++++ Supplied data

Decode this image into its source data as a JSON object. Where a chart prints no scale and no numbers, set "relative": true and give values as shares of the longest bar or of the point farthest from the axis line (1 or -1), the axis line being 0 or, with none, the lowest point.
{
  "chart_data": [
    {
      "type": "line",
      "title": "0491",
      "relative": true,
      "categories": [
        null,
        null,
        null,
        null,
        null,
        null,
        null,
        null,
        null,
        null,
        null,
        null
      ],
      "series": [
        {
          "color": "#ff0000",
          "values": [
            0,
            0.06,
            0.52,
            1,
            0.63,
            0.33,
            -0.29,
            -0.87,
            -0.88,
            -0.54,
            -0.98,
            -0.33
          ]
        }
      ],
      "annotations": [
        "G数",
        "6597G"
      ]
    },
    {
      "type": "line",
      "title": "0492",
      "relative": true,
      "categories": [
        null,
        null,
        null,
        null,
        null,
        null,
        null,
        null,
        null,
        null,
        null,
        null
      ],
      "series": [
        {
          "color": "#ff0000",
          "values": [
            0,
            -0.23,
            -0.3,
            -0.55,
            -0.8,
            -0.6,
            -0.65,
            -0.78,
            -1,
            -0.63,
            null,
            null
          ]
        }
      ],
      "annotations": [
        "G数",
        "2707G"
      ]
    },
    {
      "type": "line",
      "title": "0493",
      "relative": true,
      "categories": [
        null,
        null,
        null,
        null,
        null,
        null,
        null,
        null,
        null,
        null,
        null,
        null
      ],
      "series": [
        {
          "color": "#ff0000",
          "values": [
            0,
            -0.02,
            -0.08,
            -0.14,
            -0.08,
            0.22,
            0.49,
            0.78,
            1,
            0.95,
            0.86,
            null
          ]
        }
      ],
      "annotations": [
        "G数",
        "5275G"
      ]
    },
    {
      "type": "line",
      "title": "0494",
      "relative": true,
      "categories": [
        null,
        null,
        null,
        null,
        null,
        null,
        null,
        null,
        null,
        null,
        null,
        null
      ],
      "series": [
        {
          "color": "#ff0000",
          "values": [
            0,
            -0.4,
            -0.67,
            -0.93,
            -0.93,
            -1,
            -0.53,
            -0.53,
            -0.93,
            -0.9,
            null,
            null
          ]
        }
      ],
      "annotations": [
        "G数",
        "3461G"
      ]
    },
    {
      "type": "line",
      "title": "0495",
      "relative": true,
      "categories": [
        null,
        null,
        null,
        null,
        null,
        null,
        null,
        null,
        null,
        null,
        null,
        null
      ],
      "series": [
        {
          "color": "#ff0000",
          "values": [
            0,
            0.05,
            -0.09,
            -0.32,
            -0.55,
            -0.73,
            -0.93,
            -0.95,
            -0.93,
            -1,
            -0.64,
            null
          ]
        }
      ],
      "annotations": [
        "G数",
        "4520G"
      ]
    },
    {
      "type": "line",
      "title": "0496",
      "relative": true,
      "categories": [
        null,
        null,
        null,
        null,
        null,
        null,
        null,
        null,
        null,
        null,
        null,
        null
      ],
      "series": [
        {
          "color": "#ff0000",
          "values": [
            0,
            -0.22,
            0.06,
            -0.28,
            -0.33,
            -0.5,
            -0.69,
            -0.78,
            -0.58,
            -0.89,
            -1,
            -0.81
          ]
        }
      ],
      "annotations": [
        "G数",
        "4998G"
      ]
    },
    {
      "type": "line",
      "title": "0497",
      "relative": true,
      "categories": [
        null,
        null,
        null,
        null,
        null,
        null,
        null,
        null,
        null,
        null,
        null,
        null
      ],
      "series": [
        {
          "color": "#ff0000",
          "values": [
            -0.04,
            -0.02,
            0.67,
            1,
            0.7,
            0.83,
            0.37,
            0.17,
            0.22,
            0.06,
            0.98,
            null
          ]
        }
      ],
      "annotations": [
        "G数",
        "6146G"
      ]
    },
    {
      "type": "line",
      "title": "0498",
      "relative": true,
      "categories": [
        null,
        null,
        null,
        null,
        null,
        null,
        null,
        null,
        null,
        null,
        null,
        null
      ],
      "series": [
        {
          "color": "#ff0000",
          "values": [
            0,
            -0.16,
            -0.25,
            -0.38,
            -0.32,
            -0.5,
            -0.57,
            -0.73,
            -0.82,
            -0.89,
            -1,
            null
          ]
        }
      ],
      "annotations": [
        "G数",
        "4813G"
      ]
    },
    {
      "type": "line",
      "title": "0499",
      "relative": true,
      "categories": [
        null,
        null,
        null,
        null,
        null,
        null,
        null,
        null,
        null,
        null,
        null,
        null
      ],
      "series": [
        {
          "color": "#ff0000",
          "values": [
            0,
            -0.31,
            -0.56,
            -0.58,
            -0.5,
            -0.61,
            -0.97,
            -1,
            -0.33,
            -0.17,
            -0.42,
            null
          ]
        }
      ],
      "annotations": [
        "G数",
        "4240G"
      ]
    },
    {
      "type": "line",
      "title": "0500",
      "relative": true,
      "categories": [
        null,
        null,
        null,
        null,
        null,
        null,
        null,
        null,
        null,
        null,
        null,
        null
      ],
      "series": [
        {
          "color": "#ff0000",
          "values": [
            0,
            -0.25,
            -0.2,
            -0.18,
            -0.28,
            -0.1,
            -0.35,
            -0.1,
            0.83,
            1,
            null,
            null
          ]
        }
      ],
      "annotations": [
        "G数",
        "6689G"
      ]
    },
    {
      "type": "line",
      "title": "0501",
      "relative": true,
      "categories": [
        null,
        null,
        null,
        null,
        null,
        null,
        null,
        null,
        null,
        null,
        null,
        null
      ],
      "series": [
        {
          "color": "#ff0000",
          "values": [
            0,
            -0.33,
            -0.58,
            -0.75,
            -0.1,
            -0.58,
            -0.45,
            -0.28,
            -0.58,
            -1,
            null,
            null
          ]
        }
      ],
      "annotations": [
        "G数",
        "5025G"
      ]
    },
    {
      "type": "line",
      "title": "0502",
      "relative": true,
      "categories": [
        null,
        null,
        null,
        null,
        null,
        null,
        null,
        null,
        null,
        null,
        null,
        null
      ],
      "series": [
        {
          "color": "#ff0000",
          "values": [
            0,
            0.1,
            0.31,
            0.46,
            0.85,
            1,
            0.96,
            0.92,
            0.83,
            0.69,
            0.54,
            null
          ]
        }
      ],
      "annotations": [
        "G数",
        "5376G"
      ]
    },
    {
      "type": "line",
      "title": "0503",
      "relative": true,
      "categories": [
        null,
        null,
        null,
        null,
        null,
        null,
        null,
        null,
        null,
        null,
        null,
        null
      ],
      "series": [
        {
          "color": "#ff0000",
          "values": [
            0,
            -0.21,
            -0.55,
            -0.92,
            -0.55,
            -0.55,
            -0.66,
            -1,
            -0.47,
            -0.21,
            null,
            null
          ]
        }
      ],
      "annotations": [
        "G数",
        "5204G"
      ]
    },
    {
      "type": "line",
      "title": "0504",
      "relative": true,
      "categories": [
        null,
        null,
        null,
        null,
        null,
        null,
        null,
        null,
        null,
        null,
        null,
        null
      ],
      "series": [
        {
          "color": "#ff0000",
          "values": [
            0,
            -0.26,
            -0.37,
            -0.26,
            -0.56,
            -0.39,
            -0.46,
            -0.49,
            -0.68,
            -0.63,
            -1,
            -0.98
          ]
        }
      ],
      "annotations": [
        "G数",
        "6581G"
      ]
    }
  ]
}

++++++++

> Requirement
The entries above must be returned exactly.

> Expected answer
Decode this image into its source data as a JSON object. Where a chart prints no scale and no numbers, set "relative": true and give values as shares of the longest bar or of the point farthest from the axis line (1 or -1), the axis line being 0 or, with none, the lowest point.
{
  "chart_data": [
    {
      "type": "line",
      "title": "0491",
      "relative": true,
      "categories": [
        null,
        null,
        null,
        null,
        null,
        null,
        null,
        null,
        null,
        null,
        null,
        null
      ],
      "series": [
        {
          "color": "#ff0000",
          "values": [
            0,
            0.06,
            0.52,
            1,
            0.63,
            0.33,
            -0.29,
            -0.87,
            -0.88,
            -0.54,
            -0.98,
            -0.33
          ]
        }
      ],
      "annotations": [
        "G数",
        "6597G"
      ]
    },
    {
      "type": "line",
      "title": "0492",
      "relative": true,
      "categories": [
        null,
        null,
        null,
        null,
        null,
        null,
        null,
        null,
        null,
        null,
        null,
        null
      ],
      "series": [
        {
          "color": "#ff0000",
          "values": [
            0,
            -0.23,
            -0.3,
            -0.55,
            -0.8,
            -0.6,
            -0.65,
            -0.78,
            -1,
            -0.63,
            null,
            null
          ]
        }
      ],
      "annotations": [
        "G数",
        "2707G"
      ]
    },
    {
      "type": "line",
      "title": "0493",
      "relative": true,
      "categories": [
        null,
        null,
        null,
        null,
        null,
        null,
        null,
        null,
        null,
        null,
        null,
        null
      ],
      "series": [
        {
          "color": "#ff0000",
          "values": [
            0,
            -0.02,
            -0.08,
            -0.14,
            -0.08,
            0.22,
            0.49,
            0.78,
            1,
            0.95,
            0.86,
            null
          ]
        }
      ],
      "annotations": [
        "G数",
        "5275G"
      ]
    },
    {
      "type": "line",
      "title": "0494",
      "relative": true,
      "categories": [
        null,
        null,
        null,
        null,
        null,
        null,
        null,
        null,
        null,
        null,
        null,
        null
      ],
      "series": [
        {
          "color": "#ff0000",
          "values": [
            0,
            -0.4,
            -0.67,
            -0.93,
            -0.93,
            -1,
            -0.53,
            -0.53,
            -0.93,
            -0.9,
            null,
            null
          ]
        }
      ],
      "annotations": [
        "G数",
        "3461G"
      ]
    },
    {
      "type": "line",
      "title": "0495",
      "relative": true,
      "categories": [
        null,
        null,
        null,
        null,
        null,
        null,
        null,
        null,
        null,
        null,
        null,
        null
      ],
      "series": [
        {
          "color": "#ff0000",
          "values": [
            0,
            0.05,
            -0.09,
            -0.32,
            -0.55,
            -0.73,
            -0.93,
            -0.95,
            -0.93,
            -1,
            -0.64,
            null
          ]
        }
      ],
      "annotations": [
        "G数",
        "4520G"
      ]
    },
    {
      "type": "line",
      "title": "0496",
      "relative": true,
      "categories": [
        null,
        null,
        null,
        null,
        null,
        null,
        null,
        null,
        null,
        null,
        null,
        null
      ],
      "series": [
        {
          "color": "#ff0000",
          "values": [
            0,
            -0.22,
            0.06,
            -0.28,
            -0.33,
            -0.5,
            -0.69,
            -0.78,
            -0.58,
            -0.89,
            -1,
            -0.81
          ]
        }
      ],
      "annotations": [
        "G数",
        "4998G"
      ]
    },
    {
      "type": "line",
      "title": "0497",
      "relative": true,
      "categories": [
        null,
        null,
        null,
        null,
        null,
        null,
        null,
        null,
        null,
        null,
        null,
        null
      ],
      "series": [
        {
          "color": "#ff0000",
          "values": [
            -0.04,
            -0.02,
            0.67,
            1,
            0.7,
            0.83,
            0.37,
            0.17,
            0.22,
            0.06,
            0.98,
            null
          ]
        }
      ],
      "annotations": [
        "G数",
        "6146G"
      ]
    },
    {
      "type": "line",
      "title": "0498",
      "relative": true,
      "categories": [
        null,
        null,
        null,
        null,
        null,
        null,
        null,
        null,
        null,
        null,
        null,
        null
      ],
      "series": [
        {
          "color": "#ff0000",
          "values": [
            0,
            -0.16,
            -0.25,
            -0.38,
            -0.32,
            -0.5,
            -0.57,
            -0.73,
            -0.82,
            -0.89,
            -1,
            null
          ]
        }
      ],
      "annotations": [
        "G数",
        "4813G"
      ]
    },
    {
      "type": "line",
      "title": "0499",
      "relative": true,
      "categories": [
        null,
        null,
        null,
        null,
        null,
        null,
        null,
        null,
        null,
        null,
        null,
        null
      ],
      "series": [
        {
          "color": "#ff0000",
          "values": [
            0,
            -0.31,
            -0.56,
            -0.58,
            -0.5,
            -0.61,
            -0.97,
            -1,
            -0.33,
            -0.17,
            -0.42,
            null
          ]
        }
      ],
      "annotations": [
        "G数",
        "4240G"
      ]
    },
    {
      "type": "line",
      "title": "0500",
      "relative": true,
      "categories": [
        null,
        null,
        null,
        null,
        null,
        null,
        null,
        null,
        null,
        null,
        null,
        null
      ],
      "series": [
        {
          "color": "#ff0000",
          "values": [
            0,
            -0.25,
            -0.2,
            -0.18,
            -0.28,
            -0.1,
            -0.35,
            -0.1,
            0.83,
            1,
            null,
            null
          ]
        }
      ],
      "annotations": [
        "G数",
        "6689G"
      ]
    },
    {
      "type": "line",
      "title": "0501",
      "relative": true,
      "categories": [
        null,
        null,
        null,
        null,
        null,
        null,
        null,
        null,
        null,
        null,
        null,
        null
      ],
      "series": [
        {
          "color": "#ff0000",
          "values": [
            0,
            -0.33,
            -0.58,
            -0.75,
            -0.1,
            -0.58,
            -0.45,
            -0.28,
            -0.58,
            -1,
            null,
            null
          ]
        }
      ],
      "annotations": [
        "G数",
        "5025G"
      ]
    },
    {
      "type": "line",
      "title": "0502",
      "relative": true,
      "categories": [
        null,
        null,
        null,
        null,
        null,
        null,
        null,
        null,
        null,
        null,
        null,
        null
      ],
      "series": [
        {
          "color": "#ff0000",
          "values": [
            0,
            0.1,
            0.31,
            0.46,
            0.85,
            1,
            0.96,
            0.92,
            0.83,
            0.69,
            0.54,
            null
          ]
        }
      ],
      "annotations": [
        "G数",
        "5376G"
      ]
    },
    {
      "type": "line",
      "title": "0503",
      "relative": true,
      "categories": [
        null,
        null,
        null,
        null,
        null,
        null,
        null,
        null,
        null,
        null,
        null,
        null
      ],
      "series": [
        {
          "color": "#ff0000",
          "values": [
            0,
            -0.21,
            -0.55,
            -0.92,
            -0.55,
            -0.55,
            -0.66,
            -1,
            -0.47,
            -0.21,
            null,
            null
          ]
        }
      ],
      "annotations": [
        "G数",
        "5204G"
      ]
    },
    {
      "type": "line",
      "title": "0504",
      "relative": true,
      "categories": [
        null,
        null,
        null,
        null,
        null,
        null,
        null,
        null,
        null,
        null,
        null,
        null
      ],
      "series": [
        {
          "color": "#ff0000",
          "values": [
            0,
            -0.26,
            -0.37,
            -0.26,
            -0.56,
            -0.39,
            -0.46,
            -0.49,
            -0.68,
            -0.63,
            -1,
            -0.98
          ]
        }
      ],
      "annotations": [
        "G数",
        "6581G"
      ]
    }
  ]
}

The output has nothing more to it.